* [Exercise details]: Skip all pictures, then print the remaining material exactly.

____________________

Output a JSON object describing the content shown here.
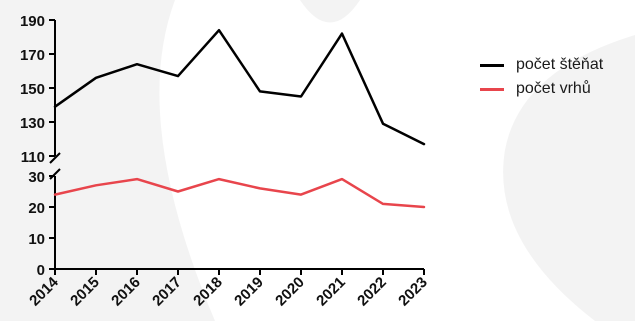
{
  "chart_data": {
    "type": "line",
    "categories": [
      "2014",
      "2015",
      "2016",
      "2017",
      "2018",
      "2019",
      "2020",
      "2021",
      "2022",
      "2023"
    ],
    "axis_break": true,
    "upper_axis": {
      "ylim": [
        110,
        190
      ],
      "ticks": [
        "110",
        "130",
        "150",
        "170",
        "190"
      ]
    },
    "lower_axis": {
      "ylim": [
        0,
        30
      ],
      "ticks": [
        "0",
        "10",
        "20",
        "30"
      ]
    },
    "series": [
      {
        "name": "počet štěňat",
        "color": "#000000",
        "axis": "upper",
        "values": [
          139,
          156,
          164,
          157,
          184,
          148,
          145,
          182,
          129,
          117
        ]
      },
      {
        "name": "počet vrhů",
        "color": "#e8454c",
        "axis": "lower",
        "values": [
          24,
          27,
          29,
          25,
          29,
          26,
          24,
          29,
          21,
          20
        ]
      }
    ],
    "grid": false,
    "legend_position": "right"
  }
}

____________________

* [Response]:
Output a JSON object describing the content shown here.
{
  "chart_data": {
    "type": "line",
    "categories": [
      "2014",
      "2015",
      "2016",
      "2017",
      "2018",
      "2019",
      "2020",
      "2021",
      "2022",
      "2023"
    ],
    "axis_break": true,
    "upper_axis": {
      "ylim": [
        110,
        190
      ],
      "ticks": [
        "110",
        "130",
        "150",
        "170",
        "190"
      ]
    },
    "lower_axis": {
      "ylim": [
        0,
        30
      ],
      "ticks": [
        "0",
        "10",
        "20",
        "30"
      ]
    },
    "series": [
      {
        "name": "počet štěňat",
        "color": "#000000",
        "axis": "upper",
        "values": [
          139,
          156,
          164,
          157,
          184,
          148,
          145,
          182,
          129,
          117
        ]
      },
      {
        "name": "počet vrhů",
        "color": "#e8454c",
        "axis": "lower",
        "values": [
          24,
          27,
          29,
          25,
          29,
          26,
          24,
          29,
          21,
          20
        ]
      }
    ],
    "grid": false,
    "legend_position": "right"
  }
}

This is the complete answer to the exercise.